**EXERCISE GOAL**
Render everything from the start of the records down to and including the line containing "183, 664, 196]" as a JSON list of strings, one string per line, leaving out blank lines.

**MATERIAL TO PROCESS**

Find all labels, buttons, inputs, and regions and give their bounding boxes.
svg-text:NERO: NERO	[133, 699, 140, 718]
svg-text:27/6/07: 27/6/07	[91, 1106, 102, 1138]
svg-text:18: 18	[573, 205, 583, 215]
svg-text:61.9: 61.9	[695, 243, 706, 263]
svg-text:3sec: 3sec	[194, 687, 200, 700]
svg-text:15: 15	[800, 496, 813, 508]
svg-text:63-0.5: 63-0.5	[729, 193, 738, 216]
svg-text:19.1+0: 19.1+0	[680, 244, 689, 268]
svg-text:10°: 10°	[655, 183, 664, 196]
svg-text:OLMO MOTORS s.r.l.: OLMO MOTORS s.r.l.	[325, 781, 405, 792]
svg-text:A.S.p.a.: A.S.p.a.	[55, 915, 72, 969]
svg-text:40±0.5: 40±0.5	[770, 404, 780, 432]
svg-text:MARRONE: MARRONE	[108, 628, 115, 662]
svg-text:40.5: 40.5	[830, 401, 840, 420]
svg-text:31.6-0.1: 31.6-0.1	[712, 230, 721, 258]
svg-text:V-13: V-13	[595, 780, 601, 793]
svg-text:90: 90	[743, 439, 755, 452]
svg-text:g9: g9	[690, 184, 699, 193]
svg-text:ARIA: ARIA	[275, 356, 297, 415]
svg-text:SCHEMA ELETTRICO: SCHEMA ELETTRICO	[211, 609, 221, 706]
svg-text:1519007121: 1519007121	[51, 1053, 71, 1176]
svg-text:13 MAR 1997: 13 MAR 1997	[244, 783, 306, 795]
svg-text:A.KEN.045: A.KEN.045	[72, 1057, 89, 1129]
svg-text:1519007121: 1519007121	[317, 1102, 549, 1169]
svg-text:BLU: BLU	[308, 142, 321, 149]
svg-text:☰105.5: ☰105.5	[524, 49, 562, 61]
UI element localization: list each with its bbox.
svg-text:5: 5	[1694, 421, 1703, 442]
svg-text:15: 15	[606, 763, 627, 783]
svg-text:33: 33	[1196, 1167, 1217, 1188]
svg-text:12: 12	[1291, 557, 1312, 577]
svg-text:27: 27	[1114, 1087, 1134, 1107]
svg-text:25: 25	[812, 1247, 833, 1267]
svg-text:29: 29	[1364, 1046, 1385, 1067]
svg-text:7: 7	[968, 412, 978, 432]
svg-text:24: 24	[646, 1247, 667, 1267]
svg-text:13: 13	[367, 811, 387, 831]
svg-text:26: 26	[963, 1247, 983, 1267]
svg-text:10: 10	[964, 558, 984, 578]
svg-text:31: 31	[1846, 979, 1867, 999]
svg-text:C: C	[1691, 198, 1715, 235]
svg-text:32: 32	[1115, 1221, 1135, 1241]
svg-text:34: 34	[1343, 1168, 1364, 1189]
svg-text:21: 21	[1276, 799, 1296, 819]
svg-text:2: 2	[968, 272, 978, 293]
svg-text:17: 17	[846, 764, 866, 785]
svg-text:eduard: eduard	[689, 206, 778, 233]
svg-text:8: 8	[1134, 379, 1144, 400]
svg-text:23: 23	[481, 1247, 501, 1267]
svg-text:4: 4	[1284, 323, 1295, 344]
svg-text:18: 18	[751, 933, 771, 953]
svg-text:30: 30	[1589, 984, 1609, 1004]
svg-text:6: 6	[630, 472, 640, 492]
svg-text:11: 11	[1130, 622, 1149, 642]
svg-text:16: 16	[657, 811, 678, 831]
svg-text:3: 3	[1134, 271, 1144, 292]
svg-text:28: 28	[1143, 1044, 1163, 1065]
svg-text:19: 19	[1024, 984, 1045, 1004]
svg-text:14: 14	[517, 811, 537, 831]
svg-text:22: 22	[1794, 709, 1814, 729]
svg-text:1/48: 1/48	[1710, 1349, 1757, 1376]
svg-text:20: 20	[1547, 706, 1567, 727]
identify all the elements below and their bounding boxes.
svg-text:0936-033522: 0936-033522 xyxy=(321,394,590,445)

**COMPLETED TASK**
[
  "Find all labels, buttons, inputs, and regions and give their bounding boxes.",
  "svg-text:NERO: NERO\t[133, 699, 140, 718]",
  "svg-text:27/6/07: 27/6/07\t[91, 1106, 102, 1138]",
  "svg-text:18: 18\t[573, 205, 583, 215]",
  "svg-text:61.9: 61.9\t[695, 243, 706, 263]",
  "svg-text:3sec: 3sec\t[194, 687, 200, 700]",
  "svg-text:15: 15\t[800, 496, 813, 508]",
  "svg-text:63-0.5: 63-0.5\t[729, 193, 738, 216]",
  "svg-text:19.1+0: 19.1+0\t[680, 244, 689, 268]",
  "svg-text:10°: 10°\t[655, 183, 664, 196]"
]